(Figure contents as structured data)

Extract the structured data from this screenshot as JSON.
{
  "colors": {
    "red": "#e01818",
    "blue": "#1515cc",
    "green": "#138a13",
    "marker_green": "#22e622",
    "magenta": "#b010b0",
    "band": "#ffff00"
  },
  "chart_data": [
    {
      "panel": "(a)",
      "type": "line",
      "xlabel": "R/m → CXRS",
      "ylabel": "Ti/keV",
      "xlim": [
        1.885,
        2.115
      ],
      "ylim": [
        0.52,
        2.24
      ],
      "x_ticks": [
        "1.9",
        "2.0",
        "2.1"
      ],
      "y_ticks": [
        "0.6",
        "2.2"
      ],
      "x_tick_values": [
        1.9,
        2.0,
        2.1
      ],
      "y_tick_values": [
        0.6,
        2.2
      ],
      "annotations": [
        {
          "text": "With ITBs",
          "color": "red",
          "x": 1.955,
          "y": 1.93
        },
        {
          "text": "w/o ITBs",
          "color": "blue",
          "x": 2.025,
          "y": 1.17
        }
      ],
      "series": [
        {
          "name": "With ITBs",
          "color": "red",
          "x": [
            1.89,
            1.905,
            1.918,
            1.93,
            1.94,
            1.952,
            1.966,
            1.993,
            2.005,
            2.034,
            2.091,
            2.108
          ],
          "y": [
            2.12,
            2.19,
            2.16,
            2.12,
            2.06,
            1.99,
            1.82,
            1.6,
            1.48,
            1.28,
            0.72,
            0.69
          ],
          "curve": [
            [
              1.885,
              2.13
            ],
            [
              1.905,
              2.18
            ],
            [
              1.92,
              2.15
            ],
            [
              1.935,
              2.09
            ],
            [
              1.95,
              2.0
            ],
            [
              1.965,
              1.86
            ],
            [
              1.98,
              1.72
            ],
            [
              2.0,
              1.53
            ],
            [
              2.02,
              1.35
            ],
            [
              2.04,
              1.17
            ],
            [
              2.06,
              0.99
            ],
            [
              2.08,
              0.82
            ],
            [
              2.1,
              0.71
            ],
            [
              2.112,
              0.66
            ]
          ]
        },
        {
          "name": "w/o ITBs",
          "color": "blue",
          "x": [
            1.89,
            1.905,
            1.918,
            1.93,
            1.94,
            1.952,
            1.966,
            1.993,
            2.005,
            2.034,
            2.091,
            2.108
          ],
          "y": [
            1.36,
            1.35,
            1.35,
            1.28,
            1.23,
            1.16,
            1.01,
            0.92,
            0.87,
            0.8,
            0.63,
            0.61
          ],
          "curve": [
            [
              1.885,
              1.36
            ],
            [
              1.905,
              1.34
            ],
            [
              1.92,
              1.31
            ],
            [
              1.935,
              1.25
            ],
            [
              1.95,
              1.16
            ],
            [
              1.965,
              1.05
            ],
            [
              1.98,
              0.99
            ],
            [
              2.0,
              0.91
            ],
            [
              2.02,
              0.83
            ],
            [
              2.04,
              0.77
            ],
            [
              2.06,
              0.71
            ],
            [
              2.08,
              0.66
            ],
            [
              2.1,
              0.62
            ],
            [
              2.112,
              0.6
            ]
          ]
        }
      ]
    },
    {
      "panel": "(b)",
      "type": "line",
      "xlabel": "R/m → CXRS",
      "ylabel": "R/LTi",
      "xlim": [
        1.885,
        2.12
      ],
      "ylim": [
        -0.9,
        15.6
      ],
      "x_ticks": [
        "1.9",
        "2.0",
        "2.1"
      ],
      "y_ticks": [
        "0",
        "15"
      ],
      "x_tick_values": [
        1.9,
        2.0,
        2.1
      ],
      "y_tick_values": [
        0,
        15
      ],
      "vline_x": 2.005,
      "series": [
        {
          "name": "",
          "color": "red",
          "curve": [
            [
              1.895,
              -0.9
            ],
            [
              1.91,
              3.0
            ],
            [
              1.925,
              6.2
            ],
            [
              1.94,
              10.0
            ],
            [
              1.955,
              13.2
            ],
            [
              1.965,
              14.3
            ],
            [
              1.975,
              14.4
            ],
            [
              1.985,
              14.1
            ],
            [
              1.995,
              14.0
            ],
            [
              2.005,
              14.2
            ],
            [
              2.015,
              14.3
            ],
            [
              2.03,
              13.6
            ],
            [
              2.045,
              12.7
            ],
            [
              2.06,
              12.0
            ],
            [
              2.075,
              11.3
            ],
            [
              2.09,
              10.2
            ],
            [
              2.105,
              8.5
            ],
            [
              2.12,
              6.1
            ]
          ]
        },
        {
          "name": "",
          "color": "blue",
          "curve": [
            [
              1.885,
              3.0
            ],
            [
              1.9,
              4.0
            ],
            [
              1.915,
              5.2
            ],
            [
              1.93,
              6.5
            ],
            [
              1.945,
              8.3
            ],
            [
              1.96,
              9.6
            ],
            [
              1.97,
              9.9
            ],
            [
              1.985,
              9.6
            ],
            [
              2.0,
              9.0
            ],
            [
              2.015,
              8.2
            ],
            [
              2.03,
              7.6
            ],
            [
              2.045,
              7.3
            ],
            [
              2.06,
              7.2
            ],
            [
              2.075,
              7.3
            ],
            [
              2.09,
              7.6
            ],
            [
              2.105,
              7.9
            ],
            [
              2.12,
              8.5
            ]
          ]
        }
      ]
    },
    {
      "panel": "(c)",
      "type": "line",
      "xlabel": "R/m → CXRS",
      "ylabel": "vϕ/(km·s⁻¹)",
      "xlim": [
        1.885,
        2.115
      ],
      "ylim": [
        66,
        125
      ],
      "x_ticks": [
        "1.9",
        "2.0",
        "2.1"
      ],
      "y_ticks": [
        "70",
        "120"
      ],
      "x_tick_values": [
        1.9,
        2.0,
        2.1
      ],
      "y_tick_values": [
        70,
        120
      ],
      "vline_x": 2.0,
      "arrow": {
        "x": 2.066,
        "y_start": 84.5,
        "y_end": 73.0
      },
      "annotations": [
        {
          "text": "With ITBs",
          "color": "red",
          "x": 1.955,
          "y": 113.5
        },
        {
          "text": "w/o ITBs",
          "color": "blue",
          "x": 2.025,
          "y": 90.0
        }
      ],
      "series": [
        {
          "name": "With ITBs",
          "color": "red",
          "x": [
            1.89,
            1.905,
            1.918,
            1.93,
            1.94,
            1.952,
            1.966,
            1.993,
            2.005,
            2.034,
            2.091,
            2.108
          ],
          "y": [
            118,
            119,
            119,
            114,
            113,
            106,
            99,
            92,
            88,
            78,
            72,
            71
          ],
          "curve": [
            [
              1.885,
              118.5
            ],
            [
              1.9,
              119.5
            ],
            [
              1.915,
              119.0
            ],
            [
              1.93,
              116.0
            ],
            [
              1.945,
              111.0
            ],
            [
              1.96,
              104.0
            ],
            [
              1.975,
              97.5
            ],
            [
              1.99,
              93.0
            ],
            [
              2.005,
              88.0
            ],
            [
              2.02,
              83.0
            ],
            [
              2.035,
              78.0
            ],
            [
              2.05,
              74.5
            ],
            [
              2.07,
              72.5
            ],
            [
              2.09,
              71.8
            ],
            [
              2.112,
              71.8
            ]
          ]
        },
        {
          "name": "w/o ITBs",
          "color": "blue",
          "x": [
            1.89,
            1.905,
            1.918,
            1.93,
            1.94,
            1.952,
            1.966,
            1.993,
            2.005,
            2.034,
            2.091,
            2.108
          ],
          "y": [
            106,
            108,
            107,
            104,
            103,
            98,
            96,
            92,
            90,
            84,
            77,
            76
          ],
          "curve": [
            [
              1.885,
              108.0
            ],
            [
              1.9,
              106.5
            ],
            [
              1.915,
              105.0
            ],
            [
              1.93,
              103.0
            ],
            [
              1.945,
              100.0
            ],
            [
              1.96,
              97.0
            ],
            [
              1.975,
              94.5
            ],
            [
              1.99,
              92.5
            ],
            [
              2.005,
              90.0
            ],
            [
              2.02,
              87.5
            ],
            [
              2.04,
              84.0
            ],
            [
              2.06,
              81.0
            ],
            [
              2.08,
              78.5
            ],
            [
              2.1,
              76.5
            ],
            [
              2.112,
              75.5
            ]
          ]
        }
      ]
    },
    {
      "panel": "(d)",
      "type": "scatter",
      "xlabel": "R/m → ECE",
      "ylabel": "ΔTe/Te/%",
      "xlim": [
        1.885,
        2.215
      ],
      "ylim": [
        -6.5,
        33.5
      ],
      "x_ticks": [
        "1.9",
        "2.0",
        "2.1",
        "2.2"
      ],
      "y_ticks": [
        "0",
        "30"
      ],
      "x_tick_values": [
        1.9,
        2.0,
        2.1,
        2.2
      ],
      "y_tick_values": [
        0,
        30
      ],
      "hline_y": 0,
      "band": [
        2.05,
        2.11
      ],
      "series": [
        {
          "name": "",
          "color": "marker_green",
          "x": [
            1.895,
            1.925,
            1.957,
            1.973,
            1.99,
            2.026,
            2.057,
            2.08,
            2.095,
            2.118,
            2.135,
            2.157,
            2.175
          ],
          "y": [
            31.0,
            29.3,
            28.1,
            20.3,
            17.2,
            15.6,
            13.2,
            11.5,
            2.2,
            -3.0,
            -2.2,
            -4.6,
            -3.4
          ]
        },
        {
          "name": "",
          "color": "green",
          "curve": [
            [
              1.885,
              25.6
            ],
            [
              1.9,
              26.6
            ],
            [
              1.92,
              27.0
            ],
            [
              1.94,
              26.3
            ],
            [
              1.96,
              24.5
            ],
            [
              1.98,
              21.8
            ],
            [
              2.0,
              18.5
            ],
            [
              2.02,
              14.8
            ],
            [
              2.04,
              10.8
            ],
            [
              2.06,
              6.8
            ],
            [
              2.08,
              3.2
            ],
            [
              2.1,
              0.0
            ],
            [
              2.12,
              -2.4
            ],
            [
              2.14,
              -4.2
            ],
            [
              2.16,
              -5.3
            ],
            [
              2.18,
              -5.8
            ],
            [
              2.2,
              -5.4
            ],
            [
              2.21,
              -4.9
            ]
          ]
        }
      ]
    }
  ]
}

**Written exercise**
Find the word "ylabel" in the material, then list each line that holds it.

**Exercise output**
      "ylabel": "Ti/keV",
      "ylabel": "R/LTi",
      "ylabel": "vϕ/(km·s⁻¹)",
      "ylabel": "ΔTe/Te/%",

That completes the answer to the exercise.